**Exercise objective**
Below are entries; copy exactly, and only, the lines from the one containing "Convert this screenshot" through their final line, leaving out pictures.

Extracts from a graphics dataset:
============================================================
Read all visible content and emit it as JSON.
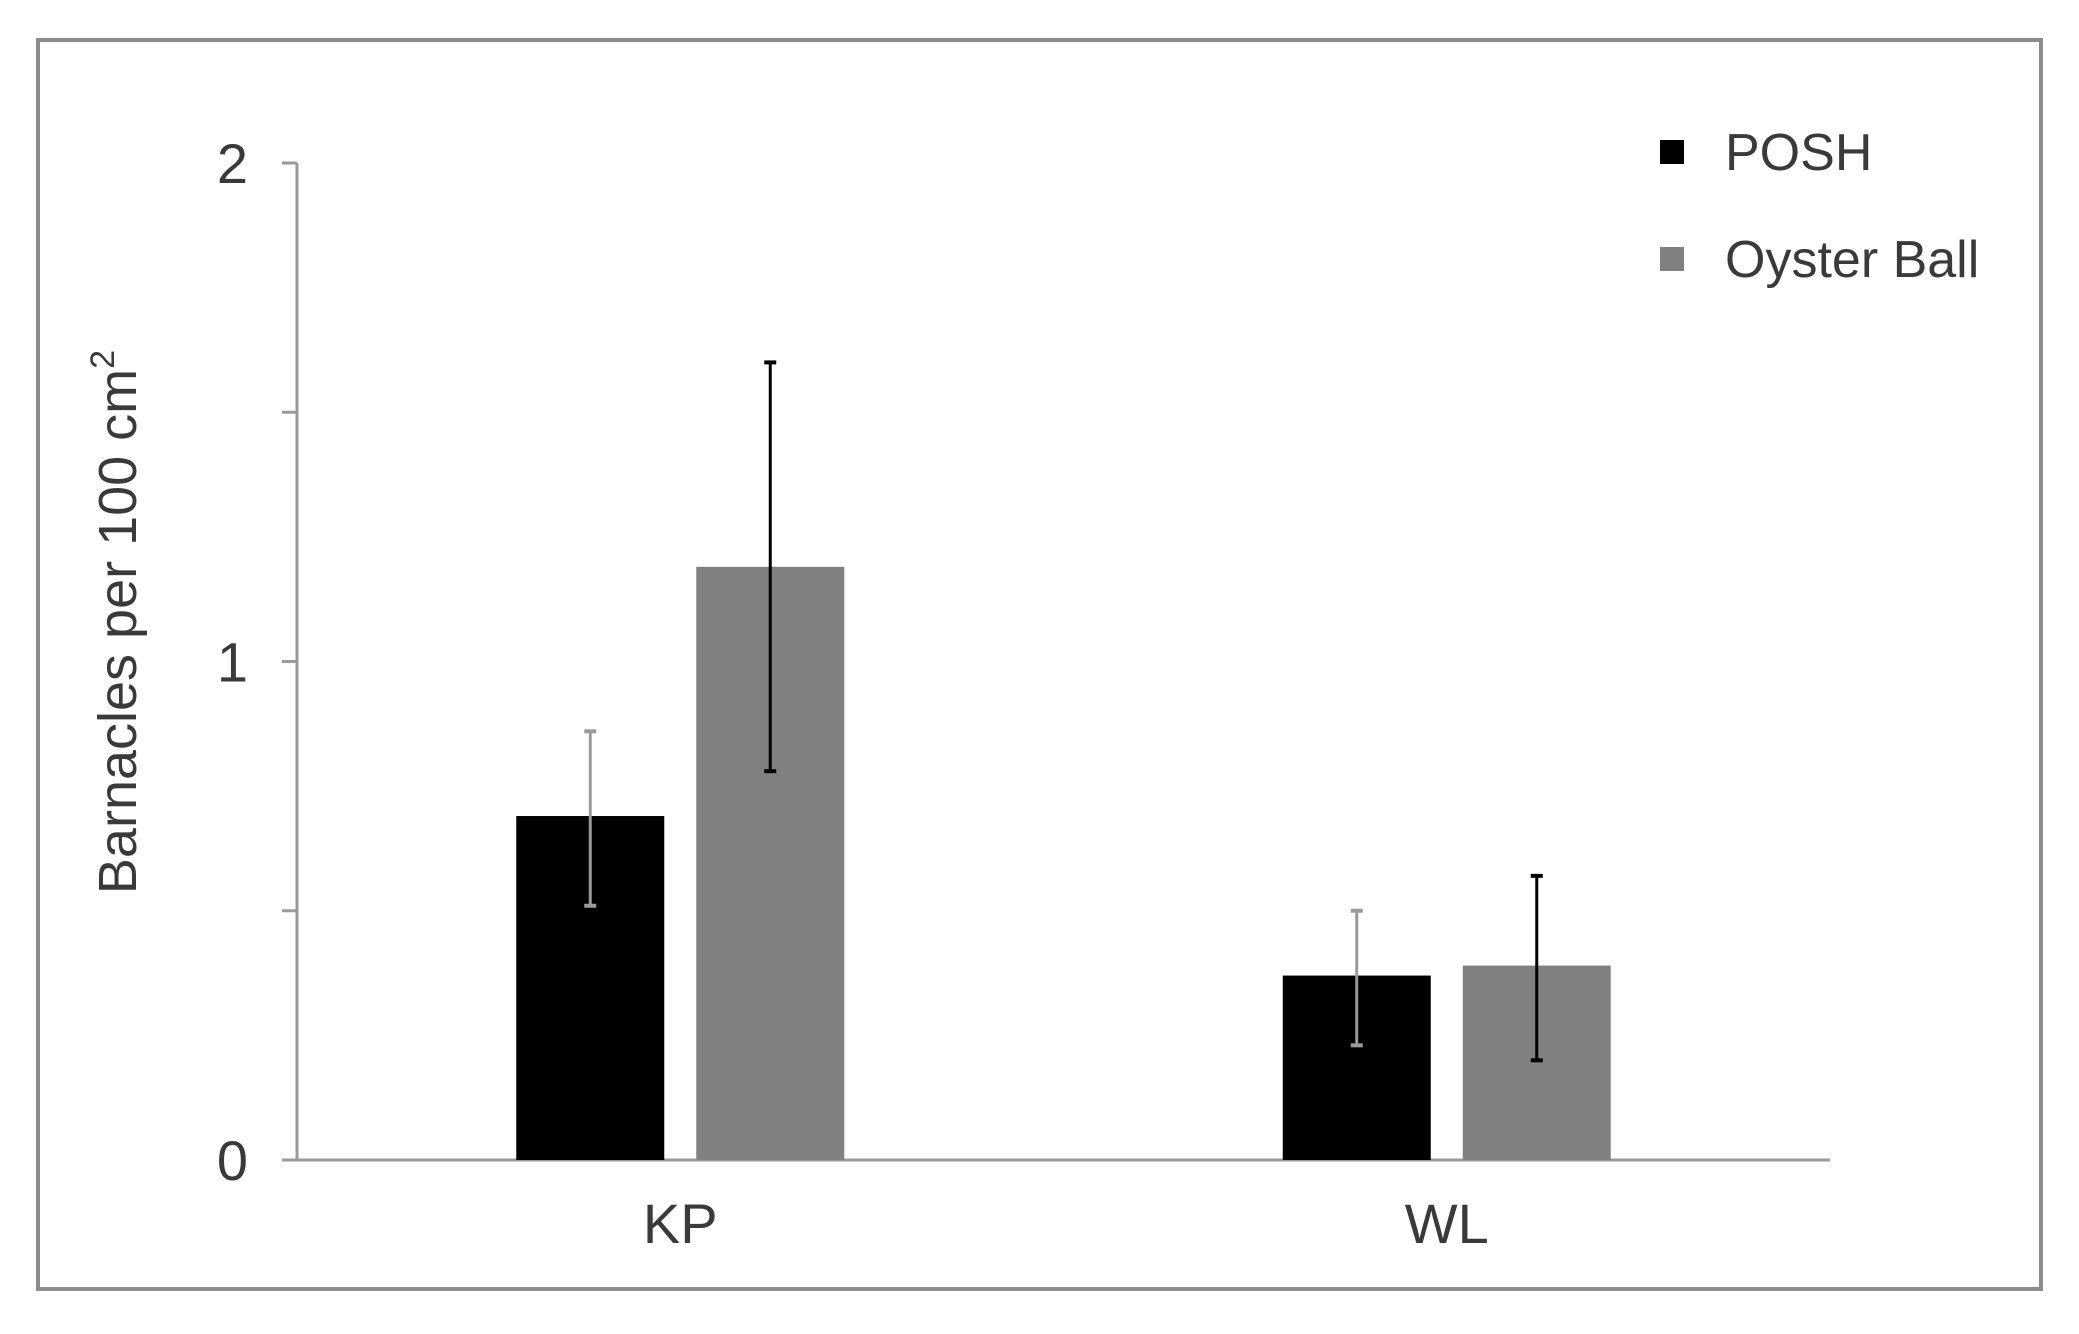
{
  "chart_data": {
    "type": "bar",
    "title": "",
    "xlabel": "",
    "ylabel": "Barnacles per 100 cm",
    "ylabel_superscript": "2",
    "ylim": [
      0,
      2
    ],
    "yticks": [
      0,
      1,
      2
    ],
    "yticks_minor": [
      0.5,
      1.5
    ],
    "categories": [
      "KP",
      "WL"
    ],
    "series": [
      {
        "name": "POSH",
        "color": "#000000",
        "values": [
          0.69,
          0.37
        ],
        "error_low": [
          0.51,
          0.23
        ],
        "error_high": [
          0.86,
          0.5
        ],
        "error_color": "#9a9a9a"
      },
      {
        "name": "Oyster Ball",
        "color": "#808080",
        "values": [
          1.19,
          0.39
        ],
        "error_low": [
          0.78,
          0.2
        ],
        "error_high": [
          1.6,
          0.57
        ],
        "error_color": "#000000"
      }
    ],
    "legend": {
      "placement": "top-right"
    },
    "grid": false
  }
}
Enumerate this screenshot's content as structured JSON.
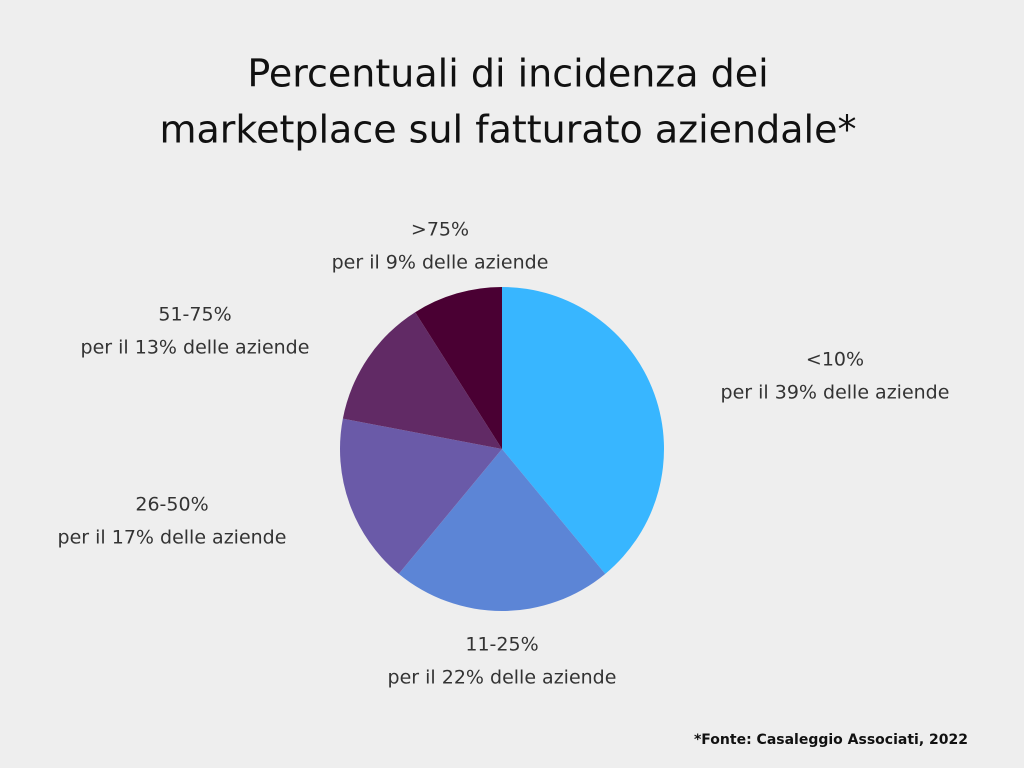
{
  "chart_data": {
    "type": "pie",
    "title": [
      "Percentuali di incidenza dei",
      "marketplace sul fatturato aziendale*"
    ],
    "categories": [
      "<10%",
      "11-25%",
      "26-50%",
      "51-75%",
      ">75%"
    ],
    "values": [
      39,
      22,
      17,
      13,
      9
    ],
    "value_labels": [
      "per il 39% delle aziende",
      "per il 22% delle aziende",
      "per il 17% delle aziende",
      "per il 13% delle aziende",
      "per il 9% delle aziende"
    ],
    "colors": [
      "#38b6ff",
      "#5c85d6",
      "#6a5aa8",
      "#612a65",
      "#4a0033"
    ],
    "source": "*Fonte: Casaleggio Associati, 2022"
  }
}
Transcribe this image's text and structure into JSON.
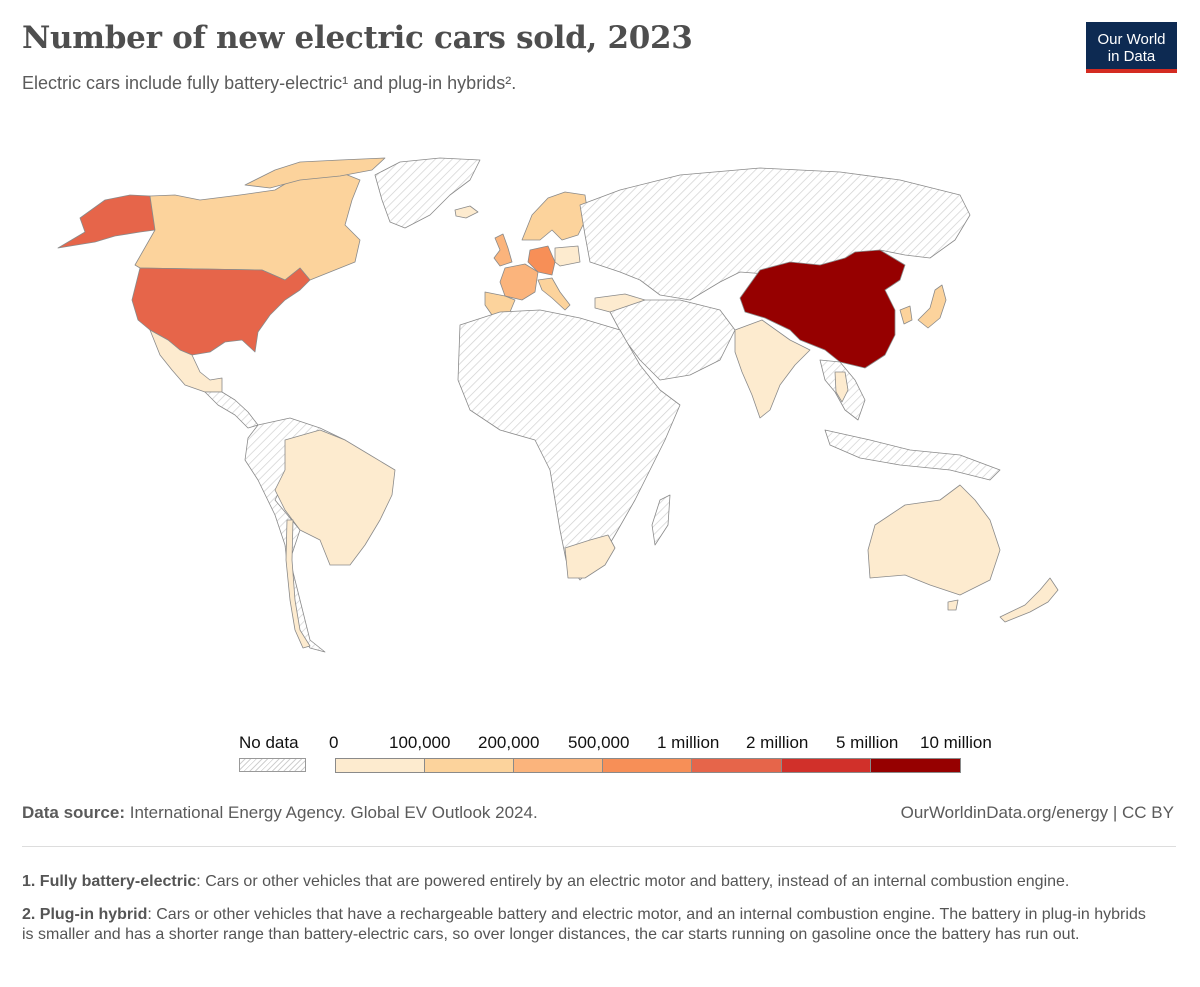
{
  "header": {
    "title": "Number of new electric cars sold, 2023",
    "subtitle": "Electric cars include fully battery-electric¹ and plug-in hybrids².",
    "logo_line1": "Our World",
    "logo_line2": "in Data"
  },
  "map": {
    "metric": "Number of new electric cars sold",
    "year": "2023",
    "countries": [
      {
        "name": "China",
        "bin": "5 million – 10 million"
      },
      {
        "name": "United States",
        "bin": "1 million – 2 million"
      },
      {
        "name": "Alaska (United States)",
        "bin": "1 million – 2 million"
      },
      {
        "name": "Germany",
        "bin": "500,000 – 1 million"
      },
      {
        "name": "United Kingdom",
        "bin": "200,000 – 500,000"
      },
      {
        "name": "France",
        "bin": "200,000 – 500,000"
      },
      {
        "name": "Canada",
        "bin": "100,000 – 200,000"
      },
      {
        "name": "Norway",
        "bin": "100,000 – 200,000"
      },
      {
        "name": "Sweden",
        "bin": "100,000 – 200,000"
      },
      {
        "name": "Italy",
        "bin": "100,000 – 200,000"
      },
      {
        "name": "Spain",
        "bin": "100,000 – 200,000"
      },
      {
        "name": "Japan",
        "bin": "100,000 – 200,000"
      },
      {
        "name": "South Korea",
        "bin": "100,000 – 200,000"
      },
      {
        "name": "Iceland",
        "bin": "0 – 100,000"
      },
      {
        "name": "India",
        "bin": "0 – 100,000"
      },
      {
        "name": "Australia",
        "bin": "0 – 100,000"
      },
      {
        "name": "New Zealand",
        "bin": "0 – 100,000"
      },
      {
        "name": "Brazil",
        "bin": "0 – 100,000"
      },
      {
        "name": "Chile",
        "bin": "0 – 100,000"
      },
      {
        "name": "Mexico",
        "bin": "0 – 100,000"
      },
      {
        "name": "South Africa",
        "bin": "0 – 100,000"
      },
      {
        "name": "Turkey",
        "bin": "0 – 100,000"
      },
      {
        "name": "Poland",
        "bin": "0 – 100,000"
      },
      {
        "name": "Thailand",
        "bin": "0 – 100,000"
      },
      {
        "name": "Russia",
        "bin": "No data"
      },
      {
        "name": "Africa (most countries)",
        "bin": "No data"
      },
      {
        "name": "Greenland",
        "bin": "No data"
      }
    ]
  },
  "legend": {
    "no_data_label": "No data",
    "tick_labels": [
      "0",
      "100,000",
      "200,000",
      "500,000",
      "1 million",
      "2 million",
      "5 million",
      "10 million"
    ],
    "bin_colors": [
      "#fdebcf",
      "#fcd39c",
      "#fbb47c",
      "#f78f57",
      "#e6654a",
      "#d1302a",
      "#960000"
    ]
  },
  "colors": {
    "no_data_hatch": "#d0d0d0",
    "border": "#8a8a8a",
    "logo_bg": "#0d2a52",
    "logo_bar": "#d42b21"
  },
  "footer": {
    "source_label": "Data source:",
    "source_text": "International Energy Agency. Global EV Outlook 2024.",
    "credit": "OurWorldinData.org/energy | CC BY",
    "note1_label": "1. Fully battery-electric",
    "note1_text": ": Cars or other vehicles that are powered entirely by an electric motor and battery, instead of an internal combustion engine.",
    "note2_label": "2. Plug-in hybrid",
    "note2_text": ": Cars or other vehicles that have a rechargeable battery and electric motor, and an internal combustion engine. The battery in plug-in hybrids is smaller and has a shorter range than battery-electric cars, so over longer distances, the car starts running on gasoline once the battery has run out."
  }
}
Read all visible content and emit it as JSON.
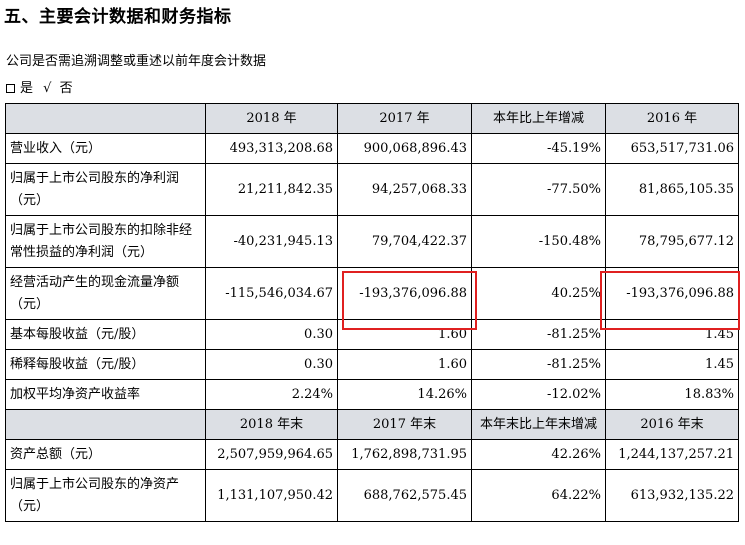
{
  "title": "五、主要会计数据和财务指标",
  "question": "公司是否需追溯调整或重述以前年度会计数据",
  "answer": {
    "yes": "是",
    "mark": "√",
    "no": "否"
  },
  "header_years": [
    "2018 年",
    "2017 年",
    "本年比上年增减",
    "2016 年"
  ],
  "header_yearend": [
    "2018 年末",
    "2017 年末",
    "本年末比上年末增减",
    "2016 年末"
  ],
  "rows": [
    {
      "label": "营业收入（元）",
      "v2018": "493,313,208.68",
      "v2017": "900,068,896.43",
      "change": "-45.19%",
      "v2016": "653,517,731.06"
    },
    {
      "label": "归属于上市公司股东的净利润（元）",
      "v2018": "21,211,842.35",
      "v2017": "94,257,068.33",
      "change": "-77.50%",
      "v2016": "81,865,105.35"
    },
    {
      "label": "归属于上市公司股东的扣除非经常性损益的净利润（元）",
      "v2018": "-40,231,945.13",
      "v2017": "79,704,422.37",
      "change": "-150.48%",
      "v2016": "78,795,677.12"
    },
    {
      "label": "经营活动产生的现金流量净额（元）",
      "v2018": "-115,546,034.67",
      "v2017": "-193,376,096.88",
      "change": "40.25%",
      "v2016": "-193,376,096.88"
    },
    {
      "label": "基本每股收益（元/股）",
      "v2018": "0.30",
      "v2017": "1.60",
      "change": "-81.25%",
      "v2016": "1.45"
    },
    {
      "label": "稀释每股收益（元/股）",
      "v2018": "0.30",
      "v2017": "1.60",
      "change": "-81.25%",
      "v2016": "1.45"
    },
    {
      "label": "加权平均净资产收益率",
      "v2018": "2.24%",
      "v2017": "14.26%",
      "change": "-12.02%",
      "v2016": "18.83%"
    }
  ],
  "rows_yearend": [
    {
      "label": "资产总额（元）",
      "v2018": "2,507,959,964.65",
      "v2017": "1,762,898,731.95",
      "change": "42.26%",
      "v2016": "1,244,137,257.21"
    },
    {
      "label": "归属于上市公司股东的净资产（元）",
      "v2018": "1,131,107,950.42",
      "v2017": "688,762,575.45",
      "change": "64.22%",
      "v2016": "613,932,135.22"
    }
  ],
  "highlight_color": "#e02020"
}
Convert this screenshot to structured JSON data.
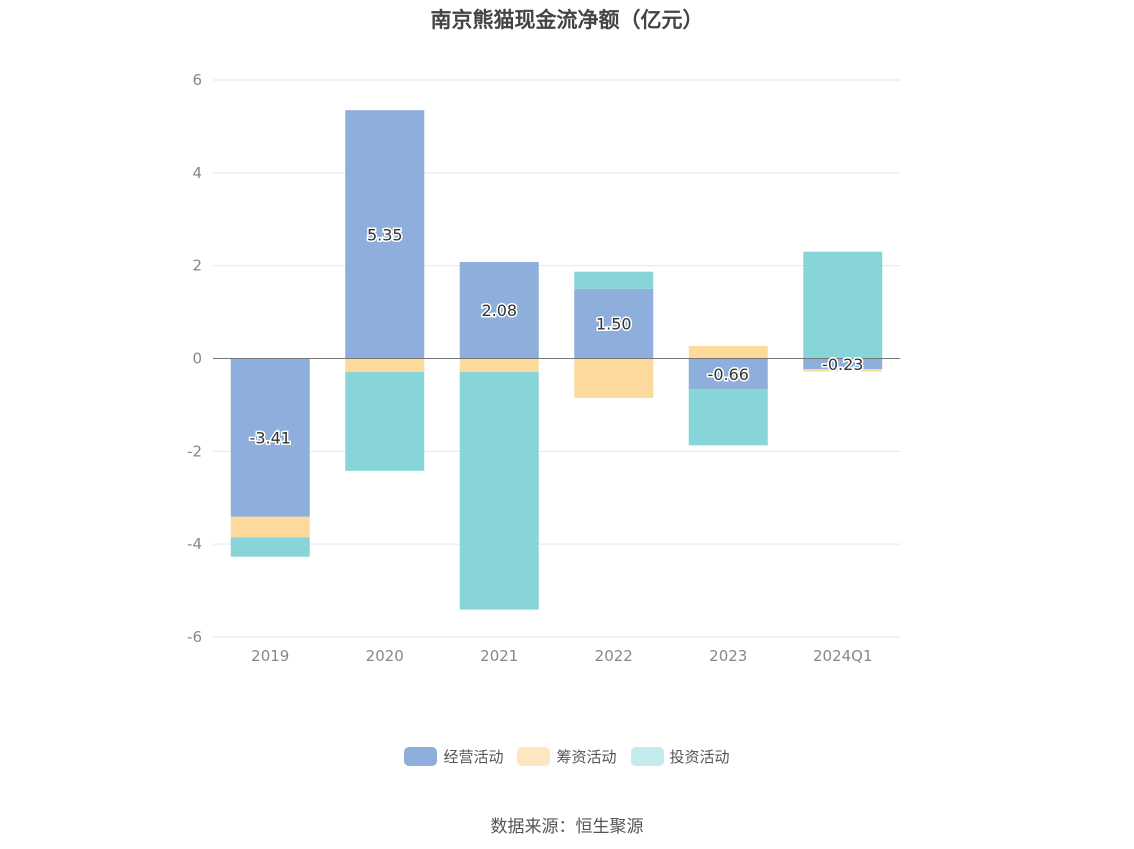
{
  "chart_data": {
    "type": "bar",
    "stacked": true,
    "title": "南京熊猫现金流净额（亿元）",
    "categories": [
      "2019",
      "2020",
      "2021",
      "2022",
      "2023",
      "2024Q1"
    ],
    "series": [
      {
        "name": "经营活动",
        "color": "#8eaedb",
        "values": [
          -3.41,
          5.35,
          2.08,
          1.5,
          -0.66,
          -0.23
        ]
      },
      {
        "name": "筹资活动",
        "color": "#fdd99b",
        "values": [
          -0.44,
          -0.29,
          -0.29,
          -0.85,
          0.27,
          -0.05
        ]
      },
      {
        "name": "投资活动",
        "color": "#88d5d9",
        "values": [
          -0.42,
          -2.13,
          -5.12,
          0.37,
          -1.21,
          2.3
        ]
      }
    ],
    "data_labels": [
      "-3.41",
      "5.35",
      "2.08",
      "1.50",
      "-0.66",
      "-0.23"
    ],
    "yticks": [
      "6",
      "4",
      "2",
      "0",
      "-2",
      "-4",
      "-6"
    ],
    "ylim": [
      -6,
      6
    ],
    "grid": true,
    "legend_position": "bottom"
  },
  "source": "数据来源：恒生聚源"
}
============================================================
**Written response**
Convert this screenshot to structured JSON data.
{
  "chart_data": {
    "type": "bar",
    "stacked": true,
    "title": "南京熊猫现金流净额（亿元）",
    "categories": [
      "2019",
      "2020",
      "2021",
      "2022",
      "2023",
      "2024Q1"
    ],
    "series": [
      {
        "name": "经营活动",
        "color": "#8eaedb",
        "values": [
          -3.41,
          5.35,
          2.08,
          1.5,
          -0.66,
          -0.23
        ]
      },
      {
        "name": "筹资活动",
        "color": "#fdd99b",
        "values": [
          -0.44,
          -0.29,
          -0.29,
          -0.85,
          0.27,
          -0.05
        ]
      },
      {
        "name": "投资活动",
        "color": "#88d5d9",
        "values": [
          -0.42,
          -2.13,
          -5.12,
          0.37,
          -1.21,
          2.3
        ]
      }
    ],
    "data_labels": [
      "-3.41",
      "5.35",
      "2.08",
      "1.50",
      "-0.66",
      "-0.23"
    ],
    "yticks": [
      "6",
      "4",
      "2",
      "0",
      "-2",
      "-4",
      "-6"
    ],
    "ylim": [
      -6,
      6
    ],
    "grid": true,
    "legend_position": "bottom"
  },
  "source": "数据来源：恒生聚源"
}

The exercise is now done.